What this task involves:
The response should contain only those lines of the entries below that include the string "right".

(Records from a collection)
######

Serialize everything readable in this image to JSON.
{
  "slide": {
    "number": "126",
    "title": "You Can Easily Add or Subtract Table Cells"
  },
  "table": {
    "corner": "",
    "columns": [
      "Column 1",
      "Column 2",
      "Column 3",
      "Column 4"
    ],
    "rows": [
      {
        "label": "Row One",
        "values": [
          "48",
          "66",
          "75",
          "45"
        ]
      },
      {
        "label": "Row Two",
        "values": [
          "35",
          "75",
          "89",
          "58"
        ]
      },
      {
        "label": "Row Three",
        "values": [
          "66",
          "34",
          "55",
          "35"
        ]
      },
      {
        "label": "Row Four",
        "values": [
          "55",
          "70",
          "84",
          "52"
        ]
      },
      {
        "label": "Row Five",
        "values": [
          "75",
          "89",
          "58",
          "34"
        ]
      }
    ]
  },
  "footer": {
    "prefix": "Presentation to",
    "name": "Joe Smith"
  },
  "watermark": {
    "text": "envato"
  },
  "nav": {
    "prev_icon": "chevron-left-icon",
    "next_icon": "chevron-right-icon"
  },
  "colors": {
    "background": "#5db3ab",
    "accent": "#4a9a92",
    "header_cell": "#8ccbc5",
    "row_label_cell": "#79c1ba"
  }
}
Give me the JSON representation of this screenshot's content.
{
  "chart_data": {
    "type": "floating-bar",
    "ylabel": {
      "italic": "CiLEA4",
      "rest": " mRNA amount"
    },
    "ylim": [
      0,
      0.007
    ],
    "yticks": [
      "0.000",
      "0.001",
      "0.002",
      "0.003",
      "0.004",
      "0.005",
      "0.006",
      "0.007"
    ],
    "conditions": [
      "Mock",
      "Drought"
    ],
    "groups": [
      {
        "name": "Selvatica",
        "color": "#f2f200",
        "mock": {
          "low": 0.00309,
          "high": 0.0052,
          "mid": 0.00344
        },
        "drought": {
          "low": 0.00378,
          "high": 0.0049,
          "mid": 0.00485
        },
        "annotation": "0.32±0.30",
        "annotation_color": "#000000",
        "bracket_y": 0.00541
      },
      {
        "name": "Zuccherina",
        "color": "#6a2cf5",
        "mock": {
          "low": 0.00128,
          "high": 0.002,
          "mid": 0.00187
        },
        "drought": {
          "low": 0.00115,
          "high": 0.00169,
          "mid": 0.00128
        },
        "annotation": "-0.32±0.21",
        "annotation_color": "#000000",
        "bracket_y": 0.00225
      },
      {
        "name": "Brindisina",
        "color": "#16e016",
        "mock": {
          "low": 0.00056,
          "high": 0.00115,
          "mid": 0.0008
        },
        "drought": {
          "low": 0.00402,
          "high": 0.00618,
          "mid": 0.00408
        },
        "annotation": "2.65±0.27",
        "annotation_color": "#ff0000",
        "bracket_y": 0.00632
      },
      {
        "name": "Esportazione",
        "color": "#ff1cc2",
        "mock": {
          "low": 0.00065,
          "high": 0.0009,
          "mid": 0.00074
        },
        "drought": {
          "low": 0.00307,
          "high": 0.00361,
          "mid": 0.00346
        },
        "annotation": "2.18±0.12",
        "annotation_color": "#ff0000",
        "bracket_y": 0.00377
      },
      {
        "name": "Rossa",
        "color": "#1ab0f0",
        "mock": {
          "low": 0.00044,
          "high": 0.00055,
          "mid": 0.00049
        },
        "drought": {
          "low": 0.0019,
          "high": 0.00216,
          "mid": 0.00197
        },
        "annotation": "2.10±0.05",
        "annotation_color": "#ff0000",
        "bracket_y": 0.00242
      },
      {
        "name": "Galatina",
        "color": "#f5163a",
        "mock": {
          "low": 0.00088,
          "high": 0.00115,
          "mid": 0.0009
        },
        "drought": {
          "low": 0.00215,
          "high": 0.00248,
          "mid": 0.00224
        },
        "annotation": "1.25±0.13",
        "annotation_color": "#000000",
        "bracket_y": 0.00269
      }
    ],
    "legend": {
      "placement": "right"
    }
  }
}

######

Result of this exercise:
    "next_icon": "chevron-right-icon"
      "placement": "right"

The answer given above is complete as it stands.